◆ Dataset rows
________________

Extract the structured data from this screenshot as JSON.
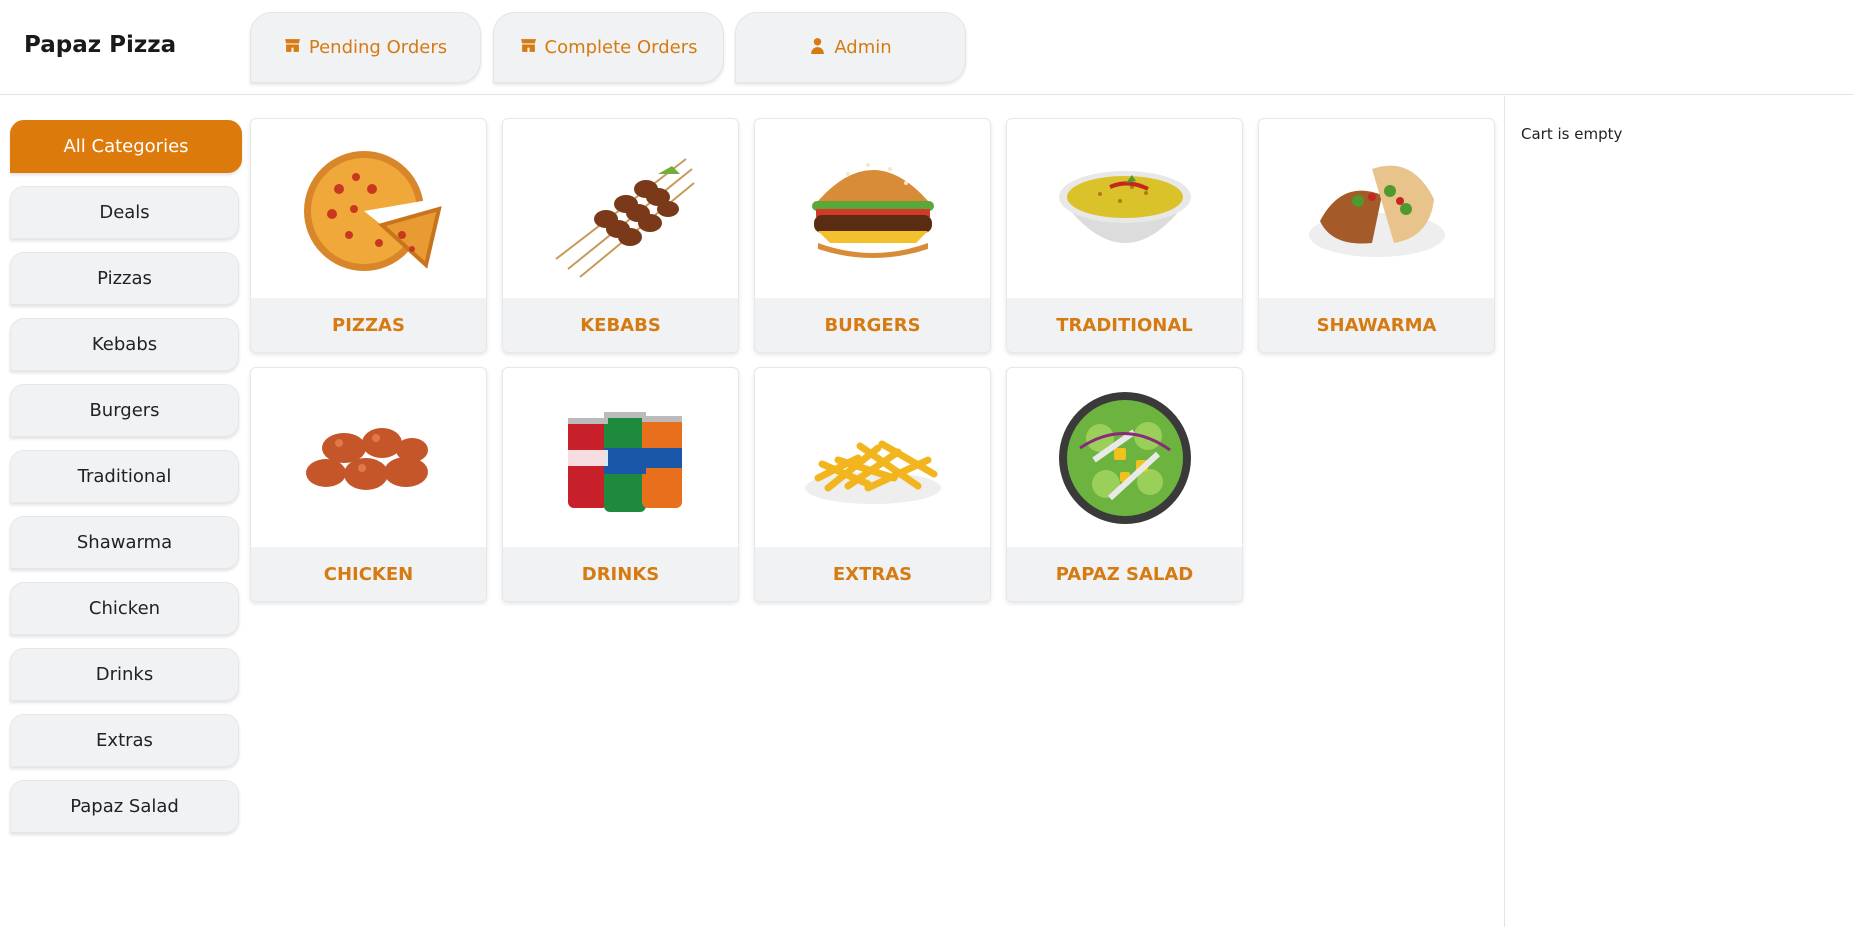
{
  "header": {
    "brand": "Papaz Pizza",
    "tabs": [
      {
        "label": "Pending Orders",
        "icon": "store-icon"
      },
      {
        "label": "Complete Orders",
        "icon": "store-icon"
      },
      {
        "label": "Admin",
        "icon": "user-icon"
      }
    ]
  },
  "sidebar": {
    "categories": [
      {
        "label": "All Categories",
        "active": true
      },
      {
        "label": "Deals"
      },
      {
        "label": "Pizzas"
      },
      {
        "label": "Kebabs"
      },
      {
        "label": "Burgers"
      },
      {
        "label": "Traditional"
      },
      {
        "label": "Shawarma"
      },
      {
        "label": "Chicken"
      },
      {
        "label": "Drinks"
      },
      {
        "label": "Extras"
      },
      {
        "label": "Papaz Salad"
      }
    ]
  },
  "grid": {
    "tiles": [
      {
        "label": "PIZZAS",
        "image": "pizza"
      },
      {
        "label": "KEBABS",
        "image": "kebab-skewers"
      },
      {
        "label": "BURGERS",
        "image": "burger"
      },
      {
        "label": "TRADITIONAL",
        "image": "daal-bowl"
      },
      {
        "label": "SHAWARMA",
        "image": "shawarma-plate"
      },
      {
        "label": "CHICKEN",
        "image": "chicken-wings"
      },
      {
        "label": "DRINKS",
        "image": "soda-cans"
      },
      {
        "label": "EXTRAS",
        "image": "fries"
      },
      {
        "label": "PAPAZ SALAD",
        "image": "salad-bowl"
      }
    ]
  },
  "cart": {
    "empty_text": "Cart is empty"
  },
  "colors": {
    "accent": "#dd7a0c",
    "accent_text": "#d67a12",
    "tile_label_bg": "#f1f2f4"
  }
}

________________

◆ What needs to be done
Retype the whole listing, keeping every line identical and omitting all pictures.

◆ Full output
Extract the structured data from this screenshot as JSON.
{
  "header": {
    "brand": "Papaz Pizza",
    "tabs": [
      {
        "label": "Pending Orders",
        "icon": "store-icon"
      },
      {
        "label": "Complete Orders",
        "icon": "store-icon"
      },
      {
        "label": "Admin",
        "icon": "user-icon"
      }
    ]
  },
  "sidebar": {
    "categories": [
      {
        "label": "All Categories",
        "active": true
      },
      {
        "label": "Deals"
      },
      {
        "label": "Pizzas"
      },
      {
        "label": "Kebabs"
      },
      {
        "label": "Burgers"
      },
      {
        "label": "Traditional"
      },
      {
        "label": "Shawarma"
      },
      {
        "label": "Chicken"
      },
      {
        "label": "Drinks"
      },
      {
        "label": "Extras"
      },
      {
        "label": "Papaz Salad"
      }
    ]
  },
  "grid": {
    "tiles": [
      {
        "label": "PIZZAS",
        "image": "pizza"
      },
      {
        "label": "KEBABS",
        "image": "kebab-skewers"
      },
      {
        "label": "BURGERS",
        "image": "burger"
      },
      {
        "label": "TRADITIONAL",
        "image": "daal-bowl"
      },
      {
        "label": "SHAWARMA",
        "image": "shawarma-plate"
      },
      {
        "label": "CHICKEN",
        "image": "chicken-wings"
      },
      {
        "label": "DRINKS",
        "image": "soda-cans"
      },
      {
        "label": "EXTRAS",
        "image": "fries"
      },
      {
        "label": "PAPAZ SALAD",
        "image": "salad-bowl"
      }
    ]
  },
  "cart": {
    "empty_text": "Cart is empty"
  },
  "colors": {
    "accent": "#dd7a0c",
    "accent_text": "#d67a12",
    "tile_label_bg": "#f1f2f4"
  }
}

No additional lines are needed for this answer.